• **WORK TO COMPLETE**: Find every line with the string "structured" in it, count them, and reply with that count only.

• **EXERCISE INPUTS**:
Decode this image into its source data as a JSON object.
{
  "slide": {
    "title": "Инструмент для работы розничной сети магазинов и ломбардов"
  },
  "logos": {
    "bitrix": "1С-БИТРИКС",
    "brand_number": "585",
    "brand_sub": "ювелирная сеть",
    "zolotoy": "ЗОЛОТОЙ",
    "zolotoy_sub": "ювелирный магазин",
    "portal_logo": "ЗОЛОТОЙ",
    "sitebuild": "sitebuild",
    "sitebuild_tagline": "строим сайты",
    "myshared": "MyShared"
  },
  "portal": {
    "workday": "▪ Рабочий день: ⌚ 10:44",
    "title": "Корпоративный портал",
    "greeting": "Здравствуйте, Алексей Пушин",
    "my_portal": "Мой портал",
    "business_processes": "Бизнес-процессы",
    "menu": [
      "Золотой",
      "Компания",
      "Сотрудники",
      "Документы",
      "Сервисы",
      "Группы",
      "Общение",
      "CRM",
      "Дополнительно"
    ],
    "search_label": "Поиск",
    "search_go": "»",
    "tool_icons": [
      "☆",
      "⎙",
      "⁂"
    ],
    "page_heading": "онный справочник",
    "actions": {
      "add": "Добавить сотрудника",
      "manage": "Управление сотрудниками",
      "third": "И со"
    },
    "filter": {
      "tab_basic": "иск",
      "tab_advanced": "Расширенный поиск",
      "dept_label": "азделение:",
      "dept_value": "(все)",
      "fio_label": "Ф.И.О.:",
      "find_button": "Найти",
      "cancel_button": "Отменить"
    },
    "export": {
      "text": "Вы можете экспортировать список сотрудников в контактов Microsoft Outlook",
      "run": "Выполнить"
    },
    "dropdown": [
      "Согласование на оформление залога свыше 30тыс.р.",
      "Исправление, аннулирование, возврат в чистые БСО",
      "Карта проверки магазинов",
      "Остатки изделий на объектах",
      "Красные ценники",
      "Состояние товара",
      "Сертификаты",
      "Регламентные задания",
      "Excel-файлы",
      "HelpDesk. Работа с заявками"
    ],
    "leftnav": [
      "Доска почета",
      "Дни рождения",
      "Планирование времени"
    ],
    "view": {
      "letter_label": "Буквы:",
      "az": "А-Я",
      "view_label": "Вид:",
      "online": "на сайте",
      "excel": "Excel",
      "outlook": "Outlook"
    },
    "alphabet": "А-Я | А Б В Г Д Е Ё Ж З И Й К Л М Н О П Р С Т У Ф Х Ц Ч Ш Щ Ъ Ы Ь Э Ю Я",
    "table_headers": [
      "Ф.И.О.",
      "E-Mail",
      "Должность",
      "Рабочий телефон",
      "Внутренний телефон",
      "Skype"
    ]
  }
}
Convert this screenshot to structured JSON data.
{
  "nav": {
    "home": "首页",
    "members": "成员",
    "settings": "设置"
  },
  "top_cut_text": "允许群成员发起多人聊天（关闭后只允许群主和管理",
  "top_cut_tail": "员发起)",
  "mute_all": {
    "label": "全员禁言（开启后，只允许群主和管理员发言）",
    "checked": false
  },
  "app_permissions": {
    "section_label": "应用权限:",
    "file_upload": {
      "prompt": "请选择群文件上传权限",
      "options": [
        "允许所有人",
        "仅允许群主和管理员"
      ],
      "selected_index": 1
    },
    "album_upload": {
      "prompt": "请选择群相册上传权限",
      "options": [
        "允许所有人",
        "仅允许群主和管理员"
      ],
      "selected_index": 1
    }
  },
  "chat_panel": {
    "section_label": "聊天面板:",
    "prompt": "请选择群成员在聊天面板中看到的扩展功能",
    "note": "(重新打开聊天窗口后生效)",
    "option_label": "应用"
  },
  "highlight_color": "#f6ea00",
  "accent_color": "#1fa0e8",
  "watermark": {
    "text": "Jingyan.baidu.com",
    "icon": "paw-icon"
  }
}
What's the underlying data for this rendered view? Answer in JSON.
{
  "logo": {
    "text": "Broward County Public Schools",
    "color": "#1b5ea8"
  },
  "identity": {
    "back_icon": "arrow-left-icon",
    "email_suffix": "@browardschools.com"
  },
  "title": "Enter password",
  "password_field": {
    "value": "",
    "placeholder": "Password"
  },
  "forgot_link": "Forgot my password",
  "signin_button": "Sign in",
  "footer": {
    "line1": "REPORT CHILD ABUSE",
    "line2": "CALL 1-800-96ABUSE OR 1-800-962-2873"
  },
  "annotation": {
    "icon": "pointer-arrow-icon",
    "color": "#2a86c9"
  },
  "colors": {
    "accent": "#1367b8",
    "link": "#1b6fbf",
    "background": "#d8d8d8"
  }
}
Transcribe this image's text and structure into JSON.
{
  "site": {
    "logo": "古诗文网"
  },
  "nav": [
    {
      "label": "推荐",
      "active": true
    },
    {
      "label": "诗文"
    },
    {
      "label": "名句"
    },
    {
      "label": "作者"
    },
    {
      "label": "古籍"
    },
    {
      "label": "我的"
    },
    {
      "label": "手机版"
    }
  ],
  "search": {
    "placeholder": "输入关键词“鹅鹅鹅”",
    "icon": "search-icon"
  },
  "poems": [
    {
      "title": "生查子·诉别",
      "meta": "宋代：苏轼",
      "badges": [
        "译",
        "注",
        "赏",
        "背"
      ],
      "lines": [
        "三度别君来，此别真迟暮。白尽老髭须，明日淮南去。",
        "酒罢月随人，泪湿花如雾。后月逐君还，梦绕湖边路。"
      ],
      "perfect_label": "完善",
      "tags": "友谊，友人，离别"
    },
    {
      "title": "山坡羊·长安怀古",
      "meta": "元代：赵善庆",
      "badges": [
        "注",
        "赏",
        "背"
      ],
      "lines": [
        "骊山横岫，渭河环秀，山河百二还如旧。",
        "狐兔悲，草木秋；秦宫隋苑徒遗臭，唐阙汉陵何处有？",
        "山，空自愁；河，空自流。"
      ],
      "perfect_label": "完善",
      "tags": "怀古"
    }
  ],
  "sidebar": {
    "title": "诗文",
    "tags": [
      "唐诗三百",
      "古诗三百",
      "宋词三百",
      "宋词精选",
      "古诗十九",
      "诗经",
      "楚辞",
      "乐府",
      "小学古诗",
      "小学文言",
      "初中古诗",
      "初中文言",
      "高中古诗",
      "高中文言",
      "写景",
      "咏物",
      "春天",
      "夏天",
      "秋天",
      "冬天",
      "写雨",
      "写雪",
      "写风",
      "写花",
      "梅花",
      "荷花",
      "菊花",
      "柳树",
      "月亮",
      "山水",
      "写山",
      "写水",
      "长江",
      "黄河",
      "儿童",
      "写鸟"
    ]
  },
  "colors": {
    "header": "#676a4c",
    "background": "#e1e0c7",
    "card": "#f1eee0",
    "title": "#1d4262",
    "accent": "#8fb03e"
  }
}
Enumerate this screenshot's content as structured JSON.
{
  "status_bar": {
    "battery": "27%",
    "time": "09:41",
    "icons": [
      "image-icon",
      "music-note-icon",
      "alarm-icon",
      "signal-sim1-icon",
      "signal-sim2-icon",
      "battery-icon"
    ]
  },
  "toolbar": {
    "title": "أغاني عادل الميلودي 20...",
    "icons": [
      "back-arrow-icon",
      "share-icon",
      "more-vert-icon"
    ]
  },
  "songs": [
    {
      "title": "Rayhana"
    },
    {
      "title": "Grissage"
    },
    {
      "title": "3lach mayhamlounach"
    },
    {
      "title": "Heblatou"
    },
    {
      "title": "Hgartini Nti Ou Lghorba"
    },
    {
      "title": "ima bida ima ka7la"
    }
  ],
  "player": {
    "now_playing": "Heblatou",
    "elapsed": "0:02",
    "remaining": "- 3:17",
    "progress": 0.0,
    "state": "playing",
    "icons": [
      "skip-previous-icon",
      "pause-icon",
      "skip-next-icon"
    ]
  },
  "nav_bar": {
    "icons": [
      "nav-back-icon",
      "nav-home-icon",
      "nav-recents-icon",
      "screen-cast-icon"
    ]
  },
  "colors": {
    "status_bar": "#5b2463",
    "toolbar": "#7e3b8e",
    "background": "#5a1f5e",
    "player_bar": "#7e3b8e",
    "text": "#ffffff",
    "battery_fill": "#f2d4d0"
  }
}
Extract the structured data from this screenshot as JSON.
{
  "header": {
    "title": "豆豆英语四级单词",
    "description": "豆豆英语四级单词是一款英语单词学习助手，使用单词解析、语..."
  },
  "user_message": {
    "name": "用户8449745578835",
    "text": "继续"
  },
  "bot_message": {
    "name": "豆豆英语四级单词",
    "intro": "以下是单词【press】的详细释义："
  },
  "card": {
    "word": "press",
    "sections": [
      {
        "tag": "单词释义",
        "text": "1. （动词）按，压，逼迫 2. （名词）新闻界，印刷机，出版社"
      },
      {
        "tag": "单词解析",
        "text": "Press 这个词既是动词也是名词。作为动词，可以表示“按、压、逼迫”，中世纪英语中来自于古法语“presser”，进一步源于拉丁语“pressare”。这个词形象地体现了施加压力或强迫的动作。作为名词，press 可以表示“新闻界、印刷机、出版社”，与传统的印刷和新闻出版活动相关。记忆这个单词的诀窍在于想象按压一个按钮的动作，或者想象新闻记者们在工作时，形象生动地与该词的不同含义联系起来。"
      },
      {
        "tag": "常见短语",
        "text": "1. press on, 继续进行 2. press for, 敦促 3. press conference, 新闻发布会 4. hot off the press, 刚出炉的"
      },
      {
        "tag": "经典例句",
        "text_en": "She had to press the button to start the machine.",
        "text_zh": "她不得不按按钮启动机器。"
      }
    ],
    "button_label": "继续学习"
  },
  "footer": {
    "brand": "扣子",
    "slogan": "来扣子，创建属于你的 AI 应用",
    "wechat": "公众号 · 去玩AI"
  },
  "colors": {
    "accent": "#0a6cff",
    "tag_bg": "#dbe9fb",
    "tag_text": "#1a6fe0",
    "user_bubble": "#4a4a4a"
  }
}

• **ANSWER TO THE PROBLEM**: 3